INSTRUCTIONS FOR THE TASK: Please recast the rows below as a Markdown table with the columns "No." and "Row text", numbering each line and skipping blank lines. Omit the pictures from the table.

(Layout region rows)

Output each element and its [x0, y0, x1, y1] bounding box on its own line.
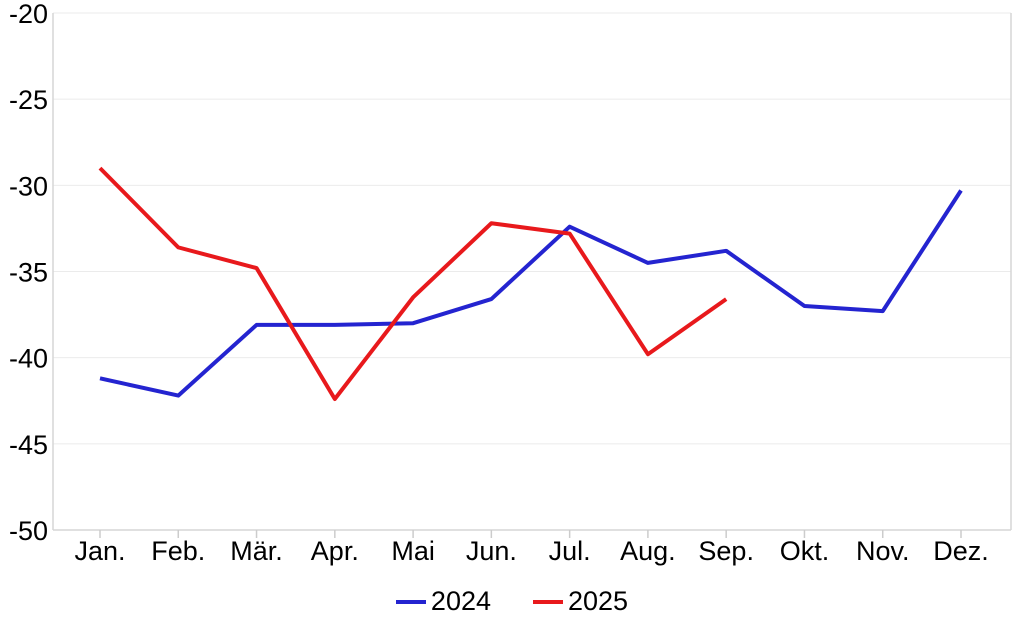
y-axis-tick-label: -50 — [9, 516, 48, 546]
x-axis-tick-label: Okt. — [780, 536, 830, 566]
x-axis-tick-label: Apr. — [311, 536, 359, 566]
legend-line-swatch — [533, 599, 563, 604]
legend-item-2025: 2025 — [533, 586, 628, 617]
y-axis-tick-label: -30 — [9, 171, 48, 201]
legend-label: 2025 — [568, 586, 629, 616]
series-line-2024 — [99, 189, 963, 398]
x-axis-tick-label: Jun. — [466, 536, 517, 566]
y-axis-tick-label: -40 — [9, 344, 48, 374]
y-axis-tick-label: -35 — [9, 258, 48, 288]
legend-label: 2024 — [430, 586, 491, 616]
x-axis-tick-label: Jul. — [549, 536, 591, 566]
y-axis-tick-label: -45 — [9, 430, 48, 460]
x-axis-tick-label: Mär. — [230, 536, 283, 566]
y-axis-tick-label: -25 — [9, 85, 48, 115]
chart-legend: 2024 2025 — [0, 586, 1024, 617]
legend-item-2024: 2024 — [395, 586, 491, 617]
x-axis-tick-label: Jan. — [74, 536, 125, 566]
x-axis-tick-label: Dez. — [933, 536, 989, 566]
x-axis-tick-label: Mai — [391, 536, 435, 566]
x-axis-tick-label: Sep. — [698, 536, 754, 566]
legend-line-swatch — [395, 599, 426, 604]
series-line-2025 — [98, 166, 728, 402]
x-axis-tick-label: Aug. — [620, 536, 676, 566]
x-axis-tick-label: Feb. — [151, 536, 205, 566]
x-axis-tick-label: Nov. — [856, 536, 910, 566]
y-axis-tick-label: -20 — [9, 0, 48, 29]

SOLUTION TO THE PROBLEM:
| No. | Row text |
|---|---|
| 1 | Output each element and its [x0, y0, x1, y1] bounding box on its own line. |
| 2 | y-axis-tick-label: -50 — [9, 516, 48, 546] |
| 3 | x-axis-tick-label: Okt. — [780, 536, 830, 566] |
| 4 | x-axis-tick-label: Apr. — [311, 536, 359, 566] |
| 5 | legend-line-swatch — [533, 599, 563, 604] |
| 6 | legend-item-2025: 2025 — [533, 586, 628, 617] |
| 7 | y-axis-tick-label: -30 — [9, 171, 48, 201] |
| 8 | legend-label: 2025 — [568, 586, 629, 616] |
| 9 | series-line-2024 — [99, 189, 963, 398] |
| 10 | x-axis-tick-label: Jun. — [466, 536, 517, 566] |
| 11 | y-axis-tick-label: -40 — [9, 344, 48, 374] |
| 12 | y-axis-tick-label: -35 — [9, 258, 48, 288] |
| 13 | legend-label: 2024 — [430, 586, 491, 616] |
| 14 | x-axis-tick-label: Jul. — [549, 536, 591, 566] |
| 15 | y-axis-tick-label: -45 — [9, 430, 48, 460] |
| 16 | x-axis-tick-label: Mär. — [230, 536, 283, 566] |
| 17 | y-axis-tick-label: -25 — [9, 85, 48, 115] |
| 18 | chart-legend: 2024 2025 — [0, 586, 1024, 617] |
| 19 | legend-item-2024: 2024 — [395, 586, 491, 617] |
| 20 | x-axis-tick-label: Jan. — [74, 536, 125, 566] |
| 21 | x-axis-tick-label: Dez. — [933, 536, 989, 566] |
| 22 | x-axis-tick-label: Mai — [391, 536, 435, 566] |
| 23 | x-axis-tick-label: Sep. — [698, 536, 754, 566] |
| 24 | legend-line-swatch — [395, 599, 426, 604] |
| 25 | series-line-2025 — [98, 166, 728, 402] |
| 26 | x-axis-tick-label: Aug. — [620, 536, 676, 566] |
| 27 | x-axis-tick-label: Feb. — [151, 536, 205, 566] |
| 28 | x-axis-tick-label: Nov. — [856, 536, 910, 566] |
| 29 | y-axis-tick-label: -20 — [9, 0, 48, 29] |